→ Material to process
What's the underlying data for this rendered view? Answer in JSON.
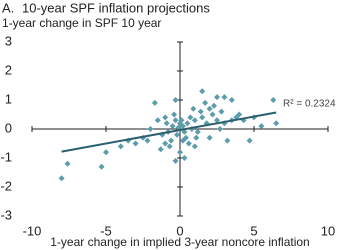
{
  "chart_data": {
    "type": "scatter",
    "panel_label": "A.",
    "title": "10-year SPF inflation projections",
    "ylabel": "1-year change in SPF 10 year",
    "xlabel": "1-year change in implied 3-year noncore inflation",
    "annotation": "R² = 0.2324",
    "color": "#5d9cab",
    "line_color": "#2b5f6e",
    "xlim": [
      -10,
      10
    ],
    "ylim": [
      -3,
      3
    ],
    "xticks": [
      -10,
      -5,
      0,
      5,
      10
    ],
    "yticks": [
      -3,
      -2,
      -1,
      0,
      1,
      2,
      3
    ],
    "x": [
      -8,
      -7.6,
      -5.3,
      -5,
      -4,
      -3,
      -2.5,
      -1.7,
      -0.3,
      1.5,
      2.5,
      3,
      3.5,
      6.3,
      6.5,
      2,
      4,
      3.5,
      3,
      5,
      5.5,
      4.7,
      3.2,
      0.3,
      -0.3,
      0,
      -1,
      1,
      2,
      -2,
      -1.5,
      -1,
      -1.2,
      -0.8,
      -0.5,
      -0.2,
      0.2,
      0.5,
      0.8,
      1,
      1.2,
      1.5,
      -0.6,
      0.4,
      0.1,
      -0.1,
      0.3,
      0.7,
      -0.9,
      1.8,
      2.2,
      2.5,
      1.4,
      0.9,
      -0.4,
      -1.3,
      -0.7,
      0.6,
      1.1,
      2.8,
      3.8,
      4.3,
      2.7,
      0,
      -0.3,
      0.2,
      -2.2,
      -3.5,
      1.7,
      2.3
    ],
    "y": [
      -1.7,
      -1.2,
      -1.3,
      -0.8,
      -0.6,
      -0.5,
      -0.3,
      0.9,
      1.0,
      1.3,
      1.1,
      1.1,
      1.0,
      1.0,
      0.2,
      0.7,
      0.5,
      0.3,
      0.2,
      0.4,
      0.1,
      -0.4,
      -0.4,
      -1.0,
      -1.1,
      -0.8,
      -0.5,
      -0.6,
      -0.3,
      0,
      0.3,
      0.4,
      -0.2,
      -0.1,
      0.1,
      -0.2,
      0.1,
      0.2,
      0,
      0.3,
      -0.1,
      0.4,
      -0.4,
      -0.3,
      0.3,
      0.05,
      -0.1,
      0.4,
      0.2,
      0.2,
      0.5,
      0.3,
      0.6,
      0.7,
      0.5,
      -0.7,
      -0.6,
      -0.5,
      -0.3,
      0.6,
      0.4,
      0.3,
      0,
      0.2,
      0.3,
      -0.4,
      -0.4,
      -0.4,
      0.9,
      0.8
    ],
    "trendline": {
      "x": [
        -8,
        6.5
      ],
      "y": [
        -0.78,
        0.57
      ]
    }
  }
}
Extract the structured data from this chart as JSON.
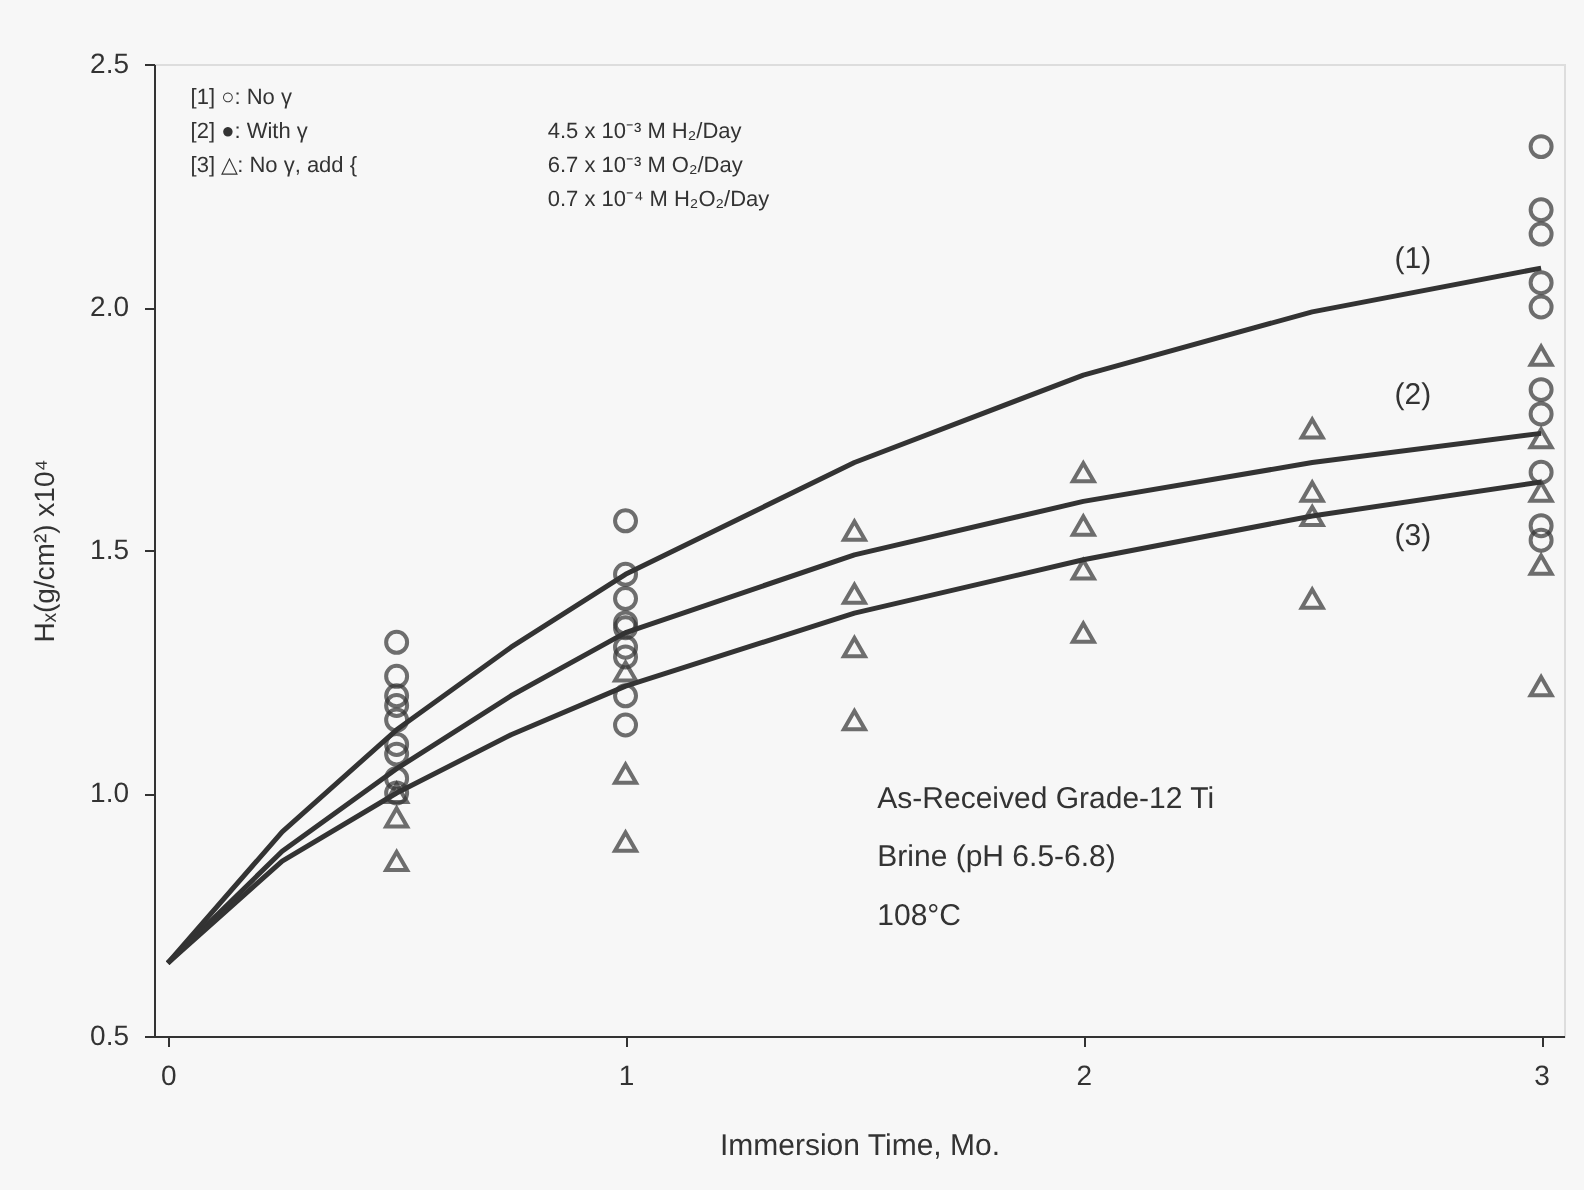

→ Written instruction
Copy the listing exactly. Any image in it stays out of the copy.

→ Final answer
What's the underlying data for this rendered view? Answer in JSON.
{
  "chart_data": {
    "type": "scatter",
    "panel_label": "A.",
    "title": "10-year SPF inflation projections",
    "ylabel": "1-year change in SPF 10 year",
    "xlabel": "1-year change in implied 3-year noncore inflation",
    "annotation": "R² = 0.2324",
    "color": "#5d9cab",
    "line_color": "#2b5f6e",
    "xlim": [
      -10,
      10
    ],
    "ylim": [
      -3,
      3
    ],
    "xticks": [
      -10,
      -5,
      0,
      5,
      10
    ],
    "yticks": [
      -3,
      -2,
      -1,
      0,
      1,
      2,
      3
    ],
    "x": [
      -8,
      -7.6,
      -5.3,
      -5,
      -4,
      -3,
      -2.5,
      -1.7,
      -0.3,
      1.5,
      2.5,
      3,
      3.5,
      6.3,
      6.5,
      2,
      4,
      3.5,
      3,
      5,
      5.5,
      4.7,
      3.2,
      0.3,
      -0.3,
      0,
      -1,
      1,
      2,
      -2,
      -1.5,
      -1,
      -1.2,
      -0.8,
      -0.5,
      -0.2,
      0.2,
      0.5,
      0.8,
      1,
      1.2,
      1.5,
      -0.6,
      0.4,
      0.1,
      -0.1,
      0.3,
      0.7,
      -0.9,
      1.8,
      2.2,
      2.5,
      1.4,
      0.9,
      -0.4,
      -1.3,
      -0.7,
      0.6,
      1.1,
      2.8,
      3.8,
      4.3,
      2.7,
      0,
      -0.3,
      0.2,
      -2.2,
      -3.5,
      1.7,
      2.3
    ],
    "y": [
      -1.7,
      -1.2,
      -1.3,
      -0.8,
      -0.6,
      -0.5,
      -0.3,
      0.9,
      1.0,
      1.3,
      1.1,
      1.1,
      1.0,
      1.0,
      0.2,
      0.7,
      0.5,
      0.3,
      0.2,
      0.4,
      0.1,
      -0.4,
      -0.4,
      -1.0,
      -1.1,
      -0.8,
      -0.5,
      -0.6,
      -0.3,
      0,
      0.3,
      0.4,
      -0.2,
      -0.1,
      0.1,
      -0.2,
      0.1,
      0.2,
      0,
      0.3,
      -0.1,
      0.4,
      -0.4,
      -0.3,
      0.3,
      0.05,
      -0.1,
      0.4,
      0.2,
      0.2,
      0.5,
      0.3,
      0.6,
      0.7,
      0.5,
      -0.7,
      -0.6,
      -0.5,
      -0.3,
      0.6,
      0.4,
      0.3,
      0,
      0.2,
      0.3,
      -0.4,
      -0.4,
      -0.4,
      0.9,
      0.8
    ],
    "trendline": {
      "x": [
        -8,
        6.5
      ],
      "y": [
        -0.78,
        0.57
      ]
    }
  }
}
Extract the structured data from this chart as JSON.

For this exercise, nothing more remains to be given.